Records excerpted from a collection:
:::
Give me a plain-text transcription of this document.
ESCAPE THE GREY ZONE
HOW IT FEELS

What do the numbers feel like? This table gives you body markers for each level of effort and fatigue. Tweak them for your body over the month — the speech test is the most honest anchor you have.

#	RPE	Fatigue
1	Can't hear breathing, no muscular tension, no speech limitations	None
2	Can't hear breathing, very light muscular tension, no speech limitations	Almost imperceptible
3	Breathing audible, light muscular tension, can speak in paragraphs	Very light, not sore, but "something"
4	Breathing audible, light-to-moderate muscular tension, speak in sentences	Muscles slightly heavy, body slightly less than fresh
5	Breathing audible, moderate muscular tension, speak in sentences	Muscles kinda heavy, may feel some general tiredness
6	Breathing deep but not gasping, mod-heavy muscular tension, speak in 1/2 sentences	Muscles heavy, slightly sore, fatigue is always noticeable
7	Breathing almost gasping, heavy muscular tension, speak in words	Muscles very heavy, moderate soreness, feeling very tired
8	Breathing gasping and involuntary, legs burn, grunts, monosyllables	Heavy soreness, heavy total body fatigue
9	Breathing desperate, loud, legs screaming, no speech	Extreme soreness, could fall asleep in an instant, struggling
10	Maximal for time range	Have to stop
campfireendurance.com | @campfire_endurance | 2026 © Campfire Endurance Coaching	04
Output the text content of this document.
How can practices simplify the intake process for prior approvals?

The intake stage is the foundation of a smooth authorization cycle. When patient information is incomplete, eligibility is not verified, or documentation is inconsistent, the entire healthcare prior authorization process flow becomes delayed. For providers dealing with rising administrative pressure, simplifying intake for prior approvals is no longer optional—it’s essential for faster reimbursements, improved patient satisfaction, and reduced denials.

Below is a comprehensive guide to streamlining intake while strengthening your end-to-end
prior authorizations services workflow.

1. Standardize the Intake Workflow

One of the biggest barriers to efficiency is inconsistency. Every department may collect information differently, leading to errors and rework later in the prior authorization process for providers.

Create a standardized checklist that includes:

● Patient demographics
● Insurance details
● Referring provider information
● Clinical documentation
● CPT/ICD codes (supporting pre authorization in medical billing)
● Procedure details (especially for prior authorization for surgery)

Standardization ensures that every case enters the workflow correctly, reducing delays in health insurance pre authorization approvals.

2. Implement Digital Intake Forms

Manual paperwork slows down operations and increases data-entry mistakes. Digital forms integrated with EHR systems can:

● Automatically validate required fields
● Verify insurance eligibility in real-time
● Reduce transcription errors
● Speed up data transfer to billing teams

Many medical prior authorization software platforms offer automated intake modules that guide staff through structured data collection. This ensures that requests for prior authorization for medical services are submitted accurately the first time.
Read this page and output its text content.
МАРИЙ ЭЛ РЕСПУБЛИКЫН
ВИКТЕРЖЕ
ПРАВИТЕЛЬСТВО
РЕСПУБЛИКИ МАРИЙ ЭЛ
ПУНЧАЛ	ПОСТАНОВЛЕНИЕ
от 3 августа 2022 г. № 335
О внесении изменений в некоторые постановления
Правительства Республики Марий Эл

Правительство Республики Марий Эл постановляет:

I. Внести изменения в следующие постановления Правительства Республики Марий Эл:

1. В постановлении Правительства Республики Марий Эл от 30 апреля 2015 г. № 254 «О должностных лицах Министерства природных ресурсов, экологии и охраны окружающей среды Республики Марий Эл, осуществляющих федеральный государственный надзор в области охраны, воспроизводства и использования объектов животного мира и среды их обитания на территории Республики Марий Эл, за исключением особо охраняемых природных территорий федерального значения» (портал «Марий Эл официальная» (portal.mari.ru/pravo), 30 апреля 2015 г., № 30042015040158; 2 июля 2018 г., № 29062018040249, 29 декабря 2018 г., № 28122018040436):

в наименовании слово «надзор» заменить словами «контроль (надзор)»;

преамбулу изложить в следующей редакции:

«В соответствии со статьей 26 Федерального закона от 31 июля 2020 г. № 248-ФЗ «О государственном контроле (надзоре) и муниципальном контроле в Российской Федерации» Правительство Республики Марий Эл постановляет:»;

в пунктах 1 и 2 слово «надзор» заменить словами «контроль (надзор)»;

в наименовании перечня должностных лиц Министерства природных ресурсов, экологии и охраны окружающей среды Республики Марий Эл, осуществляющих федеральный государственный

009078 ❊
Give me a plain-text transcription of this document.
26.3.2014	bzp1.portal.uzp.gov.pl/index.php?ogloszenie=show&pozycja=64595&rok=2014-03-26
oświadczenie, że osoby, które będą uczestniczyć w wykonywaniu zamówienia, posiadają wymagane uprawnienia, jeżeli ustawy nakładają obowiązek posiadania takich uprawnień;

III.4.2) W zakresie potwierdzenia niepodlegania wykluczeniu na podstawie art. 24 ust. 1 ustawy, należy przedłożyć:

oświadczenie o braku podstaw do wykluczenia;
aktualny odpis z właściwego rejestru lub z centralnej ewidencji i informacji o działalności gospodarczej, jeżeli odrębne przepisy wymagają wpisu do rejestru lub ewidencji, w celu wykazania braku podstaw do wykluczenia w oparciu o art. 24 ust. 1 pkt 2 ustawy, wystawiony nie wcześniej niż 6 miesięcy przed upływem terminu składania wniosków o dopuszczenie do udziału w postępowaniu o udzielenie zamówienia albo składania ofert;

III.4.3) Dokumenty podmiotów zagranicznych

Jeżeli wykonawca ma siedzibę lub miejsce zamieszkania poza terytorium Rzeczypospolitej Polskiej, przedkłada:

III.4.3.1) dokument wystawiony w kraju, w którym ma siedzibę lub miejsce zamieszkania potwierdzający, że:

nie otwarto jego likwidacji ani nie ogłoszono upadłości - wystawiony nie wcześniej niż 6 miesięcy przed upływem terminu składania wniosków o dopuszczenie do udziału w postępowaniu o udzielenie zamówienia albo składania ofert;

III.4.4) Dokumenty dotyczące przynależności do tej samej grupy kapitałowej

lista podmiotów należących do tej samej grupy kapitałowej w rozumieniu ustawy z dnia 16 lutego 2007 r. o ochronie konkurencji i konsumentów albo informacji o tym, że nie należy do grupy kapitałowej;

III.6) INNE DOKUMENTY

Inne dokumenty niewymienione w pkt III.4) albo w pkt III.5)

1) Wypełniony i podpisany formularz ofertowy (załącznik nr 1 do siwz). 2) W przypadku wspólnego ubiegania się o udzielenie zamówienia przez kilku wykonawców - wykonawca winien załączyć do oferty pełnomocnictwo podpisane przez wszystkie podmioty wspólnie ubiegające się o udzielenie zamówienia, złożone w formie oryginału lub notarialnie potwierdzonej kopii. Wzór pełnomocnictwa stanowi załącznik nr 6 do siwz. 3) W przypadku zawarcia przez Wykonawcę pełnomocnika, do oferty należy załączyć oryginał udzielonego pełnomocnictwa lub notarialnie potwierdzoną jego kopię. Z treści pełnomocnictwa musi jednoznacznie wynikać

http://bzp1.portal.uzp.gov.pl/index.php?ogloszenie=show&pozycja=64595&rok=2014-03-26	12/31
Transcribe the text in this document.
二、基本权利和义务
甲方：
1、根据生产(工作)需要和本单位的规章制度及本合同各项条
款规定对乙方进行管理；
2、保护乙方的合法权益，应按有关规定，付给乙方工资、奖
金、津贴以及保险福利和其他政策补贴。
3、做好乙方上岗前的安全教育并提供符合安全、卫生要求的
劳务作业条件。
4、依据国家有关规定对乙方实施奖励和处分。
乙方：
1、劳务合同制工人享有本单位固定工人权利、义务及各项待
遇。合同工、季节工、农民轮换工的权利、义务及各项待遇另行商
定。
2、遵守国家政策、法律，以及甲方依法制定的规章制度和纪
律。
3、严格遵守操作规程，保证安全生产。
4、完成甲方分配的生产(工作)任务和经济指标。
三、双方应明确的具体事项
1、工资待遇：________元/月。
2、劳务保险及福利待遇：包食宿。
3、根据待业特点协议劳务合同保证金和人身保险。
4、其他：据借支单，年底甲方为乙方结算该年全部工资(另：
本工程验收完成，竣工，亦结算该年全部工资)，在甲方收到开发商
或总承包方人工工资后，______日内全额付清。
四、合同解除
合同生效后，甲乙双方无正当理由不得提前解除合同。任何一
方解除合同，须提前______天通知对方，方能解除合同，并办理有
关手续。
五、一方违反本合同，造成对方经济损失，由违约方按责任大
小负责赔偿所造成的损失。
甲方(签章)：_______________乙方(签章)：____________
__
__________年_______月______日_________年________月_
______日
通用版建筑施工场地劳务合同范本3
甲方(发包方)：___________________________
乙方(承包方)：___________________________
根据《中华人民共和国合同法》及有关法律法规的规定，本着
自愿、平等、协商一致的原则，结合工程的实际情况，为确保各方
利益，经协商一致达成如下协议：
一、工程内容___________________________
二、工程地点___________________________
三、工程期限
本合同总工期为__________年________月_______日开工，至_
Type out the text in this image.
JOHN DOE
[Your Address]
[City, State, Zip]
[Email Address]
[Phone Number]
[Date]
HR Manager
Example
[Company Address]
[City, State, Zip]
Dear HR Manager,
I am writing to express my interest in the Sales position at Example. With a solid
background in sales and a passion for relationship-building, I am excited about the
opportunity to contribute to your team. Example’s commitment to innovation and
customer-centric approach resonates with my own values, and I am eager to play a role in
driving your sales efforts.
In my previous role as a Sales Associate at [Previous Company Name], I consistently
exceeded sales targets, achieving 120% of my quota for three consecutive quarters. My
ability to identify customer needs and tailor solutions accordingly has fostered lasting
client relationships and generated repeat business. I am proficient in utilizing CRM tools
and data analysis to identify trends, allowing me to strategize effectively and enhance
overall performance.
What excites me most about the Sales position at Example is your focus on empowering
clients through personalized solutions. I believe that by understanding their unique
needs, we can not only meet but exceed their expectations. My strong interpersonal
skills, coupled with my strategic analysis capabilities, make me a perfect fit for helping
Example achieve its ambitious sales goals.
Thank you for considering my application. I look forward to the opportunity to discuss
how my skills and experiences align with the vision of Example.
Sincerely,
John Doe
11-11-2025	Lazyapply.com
:::
Requirement: In the listing above, find the lines holding the word "soreness" and copy them.

Task response:
7	Breathing almost gasping, heavy muscular tension, speak in words	Muscles very heavy, moderate soreness, feeling very tired
8	Breathing gasping and involuntary, legs burn, grunts, monosyllables	Heavy soreness, heavy total body fatigue
9	Breathing desperate, loud, legs screaming, no speech	Extreme soreness, could fall asleep in an instant, struggling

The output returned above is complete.